- [Stored items from a collection]:
╔══

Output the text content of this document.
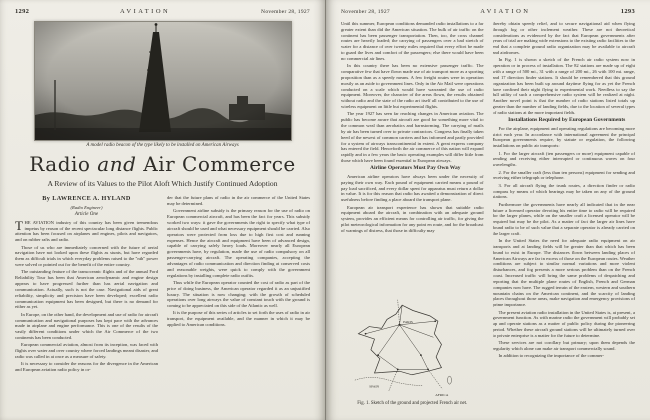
1292	AVIATION	November 28, 1927
A model radio beacon of the type likely to be installed on American Airways
Radio and Air Commerce
A Review of its Values to the Pilot Aloft Which Justify Continued Adoption

By LAWRENCE A. HYLAND

(Radio Engineer)

Article One

THE AVIATION industry of this country has been given tremendous impetus by reason of the recent spectacular long distance flights. Public attention has been focused on airplanes and engines, pilots and navigators, and on rubber rafts and radio.

Those of us who are immediately concerned with the future of aerial navigation have not looked upon these flights as stunts, but have regarded them as difficult trials in which everyday problems raised to the "nth" power were solved or pointed out for the benefit of the entire country.

The outstanding feature of the transoceanic flights and of the annual Ford Reliability Tour has been that American aerodynamic and engine design appears to have progressed further than has aerial navigation and communication. Actually, such is not the case. Navigational aids of great reliability, simplicity and precision have been developed; excellent radio communication equipment has been designed, but there is no demand for either as yet.

In Europe, on the other hand, the development and use of radio for aircraft communication and navigational purposes has kept pace with the advances made in airplane and engine performance. This is one of the results of the vastly different conditions under which the Air Commerce of the two continents has been conducted.

European commercial aviation, almost from its inception, was faced with flights over water and over country where forced landings meant disaster, and radio was called in at once as a measure of safety.

It is necessary to consider the reasons for the divergence in the American and European aviation radio policy in or-

der that the future plans of radio in the air commerce of the United States may be determined.

Government airline subsidy is the primary reason for the use of radio on European commercial aircraft, and has been the fact for years. This subsidy worked two ways: it gave the governments the right to specify what type of aircraft should be used and what necessary equipment should be carried. Also operators were protected from loss due to high first cost and running expenses. Hence the aircraft and equipment have been of advanced design, capable of carrying safely heavy loads. Moreover nearly all European governments have, by regulation, made the use of radio compulsory on all passenger-carrying aircraft. The operating companies, accepting the advantages of radio communication and direction finding at conserved costs and reasonable weights, were quick to comply with the government regulations by installing complete radio outfits.

Thus while the European operator counted the cost of radio as part of the price of doing business, the American operator regarded it as an unjustified luxury. The situation is now changing; with the growth of scheduled operations over long airways the value of constant touch with the ground is coming to be appreciated on this side of the Atlantic as well.

It is the purpose of this series of articles to set forth the uses of radio in air transport, the equipment available, and the manner in which it may be applied to American conditions.

November 28, 1927	AVIATION	1293

Until this summer, European conditions demanded radio installations to a far greater extent than did the American situation. The bulk of air traffic on the continent has been passenger transportation. Then, too, the cross channel routes are heavily loaded; the carrying of passengers over a bad stretch of water for a distance of over twenty miles required that every effort be made to guard the lives and comfort of the passengers; else there would have been no commercial air lines.

In this country there has been no extensive passenger traffic. The comparative few that have flown made use of air transport more as a sporting proposition than as a speedy means. A few freight routes were in operation mostly as an aside to government lines. Only in the Air Mail were operations conducted on a scale which would have warranted the use of radio equipment. Moreover, the character of the areas flown, the results obtained without radio and the state of the radio art itself all contributed to the use of wireless equipment on little but experimental flights.

The year 1927 has seen far reaching changes in American aviation. The public has become aware that aircraft are good for something more vital to the common weal than aerobatics and barnstorming. The carrying of mails by air has been turned over to private contractors. Congress has finally taken heed of the newest of common carriers and has informed and partly provided for a system of airways transcontinental in extent. A great express company has entered the field. Henceforth the air commerce of this nation will expand rapidly and in a few years the basic operating examples will differ little from those which have been found essential to European airways.

Airline Operators Must Pay Own Way

American airline operators have always been under the necessity of paying their own way. Each pound of equipment carried means a pound of pay load sacrificed, and every dollar spent for apparatus must return a dollar in value. It is for this reason that radio has awaited a demonstration of direct usefulness before finding a place aboard the transport plane.

European air transport experience has shown that suitable radio equipment aboard the aircraft, in combination with an adequate ground system, provides an efficient means for controlling air traffic, for giving the pilot meteorological information for any point en route, and for the broadcast of warnings of distress, that those in difficulty may

PARIS
SPAIN
AFRICA
Fig. 1. Sketch of the ground and projected French air net.

thereby obtain speedy relief, and to secure navigational aid when flying through fog or other inclement weather. These are not theoretical considerations as evidenced by the fact that European governments after years of trial are making wide extensions to the existing radio facilities to the end that a complete ground radio organization may be available to aircraft and airdromes.

In Fig. 1 is shown a sketch of the French air radio system now in operation or in process of installation. The 82 stations are made up of eight with a range of 500 mi., 31 with a range of 200 mi., 26 with 100 mi. range, and 17 direction finder stations. It should be remembered that this ground organization has been built up around daytime flying for as yet the French have confined their night flying to experimental work. Needless to say the full utility of such a comprehensive radio system will be realized at night. Another novel point is that the number of radio stations listed totals up greater than the number of landing fields, due to the location of several types of radio stations at the more important fields.

Installations Required by European Governments

For the airplane, equipment and operating regulations are becoming more strict each year. In accordance with international agreement the principal European governments require, by statute or regulation, the following installations on public air transports:

1. For the larger aircraft (ten passengers or more) equipment capable of sending and receiving either interrupted or continuous waves on four wavelengths.

2. For the smaller craft (less than ten persons) equipment for sending and receiving either telegraph or telephone.

3. For all aircraft flying the trunk routes, a direction finder or radio compass by means of which bearings may be taken on any of the ground stations.

Furthermore the governments have nearly all indicated that in the near future a licensed operator devoting his entire time to radio will be required for the larger planes, while on the smaller craft a licensed operator will be required but may be the pilot. As a matter of fact the larger air lines have found radio to be of such value that a separate operator is already carried on the larger craft.

In the United States the need for adequate radio equipment on air transports and at landing fields will be greater than that which has been found to exist in Europe. The distances flown between landing places of American Airways are far in excess of those on the European routes. Weather conditions are subject to similar normal variations and more violent disturbances, and fog presents a more serious problem than on the French coast. Increased traffic will bring the same problems of despatching and reporting that the multiple plane routes of English, French and German companies now have. The rugged terrain of the eastern, western and southern mountain chains on the American continent, and the scarcity of landing places throughout those areas, make navigation and emergency provisions of prime importance.

The present aviation radio installation in the United States is, at present, a government function. As with marine radio the government will probably set up and operate stations as a matter of public policy during the pioneering period. Whether these aircraft ground stations will be ultimately turned over to private enterprise is a matter for the future to determine.

These services are not corollary but primary; upon them depends the regularity which alone can make air transport commercially sound.

In addition to recognizing the importance of the commer-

╚══

- [The exercise]: Give the number of lines in the records above that contain the word "receiving". Reply with that number alone.

- [Solution to this problem]: 2